• AIM OF THE TASK: Each record must be reproduced exactly as it is shown.

• INPUT FOR THIS TASK:

-- Begin --

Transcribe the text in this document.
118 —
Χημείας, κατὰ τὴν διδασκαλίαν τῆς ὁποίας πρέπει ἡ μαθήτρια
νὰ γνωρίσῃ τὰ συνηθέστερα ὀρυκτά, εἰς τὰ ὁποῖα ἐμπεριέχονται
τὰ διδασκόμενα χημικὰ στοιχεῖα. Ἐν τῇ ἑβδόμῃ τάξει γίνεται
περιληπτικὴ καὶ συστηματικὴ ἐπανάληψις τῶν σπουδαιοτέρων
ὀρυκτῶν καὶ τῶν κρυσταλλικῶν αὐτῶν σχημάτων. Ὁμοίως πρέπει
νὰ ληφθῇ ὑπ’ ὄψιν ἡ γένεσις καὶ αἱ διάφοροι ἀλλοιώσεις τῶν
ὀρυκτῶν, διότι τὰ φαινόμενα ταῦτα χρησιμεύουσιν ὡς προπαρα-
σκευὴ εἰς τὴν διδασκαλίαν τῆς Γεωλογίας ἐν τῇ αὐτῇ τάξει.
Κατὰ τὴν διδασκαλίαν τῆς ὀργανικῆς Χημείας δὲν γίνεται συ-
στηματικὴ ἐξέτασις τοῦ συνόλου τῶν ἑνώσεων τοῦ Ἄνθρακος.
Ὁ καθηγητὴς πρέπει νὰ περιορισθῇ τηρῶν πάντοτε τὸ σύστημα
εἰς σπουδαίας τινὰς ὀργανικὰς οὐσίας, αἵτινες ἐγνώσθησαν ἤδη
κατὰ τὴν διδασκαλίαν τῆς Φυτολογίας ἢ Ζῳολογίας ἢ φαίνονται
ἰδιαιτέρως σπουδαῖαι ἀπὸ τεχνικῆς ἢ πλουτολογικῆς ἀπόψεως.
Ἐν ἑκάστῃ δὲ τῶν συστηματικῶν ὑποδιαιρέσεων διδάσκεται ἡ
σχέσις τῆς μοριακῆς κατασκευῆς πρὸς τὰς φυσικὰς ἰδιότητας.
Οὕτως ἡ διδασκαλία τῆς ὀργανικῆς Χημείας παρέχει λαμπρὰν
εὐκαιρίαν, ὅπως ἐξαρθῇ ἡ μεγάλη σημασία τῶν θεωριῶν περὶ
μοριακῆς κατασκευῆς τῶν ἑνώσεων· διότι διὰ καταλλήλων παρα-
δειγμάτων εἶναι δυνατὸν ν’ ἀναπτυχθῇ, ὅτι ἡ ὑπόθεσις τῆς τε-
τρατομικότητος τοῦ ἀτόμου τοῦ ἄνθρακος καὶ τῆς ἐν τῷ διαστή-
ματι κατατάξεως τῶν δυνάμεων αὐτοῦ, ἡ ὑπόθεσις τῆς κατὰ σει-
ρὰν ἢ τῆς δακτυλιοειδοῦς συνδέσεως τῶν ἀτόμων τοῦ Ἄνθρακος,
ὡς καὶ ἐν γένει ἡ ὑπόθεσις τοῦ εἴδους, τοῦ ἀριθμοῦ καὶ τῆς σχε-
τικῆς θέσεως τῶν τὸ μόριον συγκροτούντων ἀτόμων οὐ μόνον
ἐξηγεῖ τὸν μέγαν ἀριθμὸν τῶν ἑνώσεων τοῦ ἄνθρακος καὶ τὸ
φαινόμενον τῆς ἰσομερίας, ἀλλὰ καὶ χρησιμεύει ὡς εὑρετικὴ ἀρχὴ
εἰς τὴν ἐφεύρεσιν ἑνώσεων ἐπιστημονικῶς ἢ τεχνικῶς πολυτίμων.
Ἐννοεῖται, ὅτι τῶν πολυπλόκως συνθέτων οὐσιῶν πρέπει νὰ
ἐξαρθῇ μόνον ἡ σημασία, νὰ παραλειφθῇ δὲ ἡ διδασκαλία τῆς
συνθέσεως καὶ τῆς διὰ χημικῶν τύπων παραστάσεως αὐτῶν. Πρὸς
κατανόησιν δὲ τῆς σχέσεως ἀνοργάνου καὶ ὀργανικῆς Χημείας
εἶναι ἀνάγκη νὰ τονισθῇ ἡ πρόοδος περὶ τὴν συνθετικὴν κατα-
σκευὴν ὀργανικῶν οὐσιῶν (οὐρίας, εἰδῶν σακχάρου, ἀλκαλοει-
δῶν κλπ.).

-- End --

• COMPLETE ANSWER:
Transcribe the text in this document.
118 —
Χημείας, κατὰ τὴν διδασκαλίαν τῆς ὁποίας πρέπει ἡ μαθήτρια
νὰ γνωρίσῃ τὰ συνηθέστερα ὀρυκτά, εἰς τὰ ὁποῖα ἐμπεριέχονται
τὰ διδασκόμενα χημικὰ στοιχεῖα. Ἐν τῇ ἑβδόμῃ τάξει γίνεται
περιληπτικὴ καὶ συστηματικὴ ἐπανάληψις τῶν σπουδαιοτέρων
ὀρυκτῶν καὶ τῶν κρυσταλλικῶν αὐτῶν σχημάτων. Ὁμοίως πρέπει
νὰ ληφθῇ ὑπ’ ὄψιν ἡ γένεσις καὶ αἱ διάφοροι ἀλλοιώσεις τῶν
ὀρυκτῶν, διότι τὰ φαινόμενα ταῦτα χρησιμεύουσιν ὡς προπαρα-
σκευὴ εἰς τὴν διδασκαλίαν τῆς Γεωλογίας ἐν τῇ αὐτῇ τάξει.
Κατὰ τὴν διδασκαλίαν τῆς ὀργανικῆς Χημείας δὲν γίνεται συ-
στηματικὴ ἐξέτασις τοῦ συνόλου τῶν ἑνώσεων τοῦ Ἄνθρακος.
Ὁ καθηγητὴς πρέπει νὰ περιορισθῇ τηρῶν πάντοτε τὸ σύστημα
εἰς σπουδαίας τινὰς ὀργανικὰς οὐσίας, αἵτινες ἐγνώσθησαν ἤδη
κατὰ τὴν διδασκαλίαν τῆς Φυτολογίας ἢ Ζῳολογίας ἢ φαίνονται
ἰδιαιτέρως σπουδαῖαι ἀπὸ τεχνικῆς ἢ πλουτολογικῆς ἀπόψεως.
Ἐν ἑκάστῃ δὲ τῶν συστηματικῶν ὑποδιαιρέσεων διδάσκεται ἡ
σχέσις τῆς μοριακῆς κατασκευῆς πρὸς τὰς φυσικὰς ἰδιότητας.
Οὕτως ἡ διδασκαλία τῆς ὀργανικῆς Χημείας παρέχει λαμπρὰν
εὐκαιρίαν, ὅπως ἐξαρθῇ ἡ μεγάλη σημασία τῶν θεωριῶν περὶ
μοριακῆς κατασκευῆς τῶν ἑνώσεων· διότι διὰ καταλλήλων παρα-
δειγμάτων εἶναι δυνατὸν ν’ ἀναπτυχθῇ, ὅτι ἡ ὑπόθεσις τῆς τε-
τρατομικότητος τοῦ ἀτόμου τοῦ ἄνθρακος καὶ τῆς ἐν τῷ διαστή-
ματι κατατάξεως τῶν δυνάμεων αὐτοῦ, ἡ ὑπόθεσις τῆς κατὰ σει-
ρὰν ἢ τῆς δακτυλιοειδοῦς συνδέσεως τῶν ἀτόμων τοῦ Ἄνθρακος,
ὡς καὶ ἐν γένει ἡ ὑπόθεσις τοῦ εἴδους, τοῦ ἀριθμοῦ καὶ τῆς σχε-
τικῆς θέσεως τῶν τὸ μόριον συγκροτούντων ἀτόμων οὐ μόνον
ἐξηγεῖ τὸν μέγαν ἀριθμὸν τῶν ἑνώσεων τοῦ ἄνθρακος καὶ τὸ
φαινόμενον τῆς ἰσομερίας, ἀλλὰ καὶ χρησιμεύει ὡς εὑρετικὴ ἀρχὴ
εἰς τὴν ἐφεύρεσιν ἑνώσεων ἐπιστημονικῶς ἢ τεχνικῶς πολυτίμων.
Ἐννοεῖται, ὅτι τῶν πολυπλόκως συνθέτων οὐσιῶν πρέπει νὰ
ἐξαρθῇ μόνον ἡ σημασία, νὰ παραλειφθῇ δὲ ἡ διδασκαλία τῆς
συνθέσεως καὶ τῆς διὰ χημικῶν τύπων παραστάσεως αὐτῶν. Πρὸς
κατανόησιν δὲ τῆς σχέσεως ἀνοργάνου καὶ ὀργανικῆς Χημείας
εἶναι ἀνάγκη νὰ τονισθῇ ἡ πρόοδος περὶ τὴν συνθετικὴν κατα-
σκευὴν ὀργανικῶν οὐσιῶν (οὐρίας, εἰδῶν σακχάρου, ἀλκαλοει-
δῶν κλπ.).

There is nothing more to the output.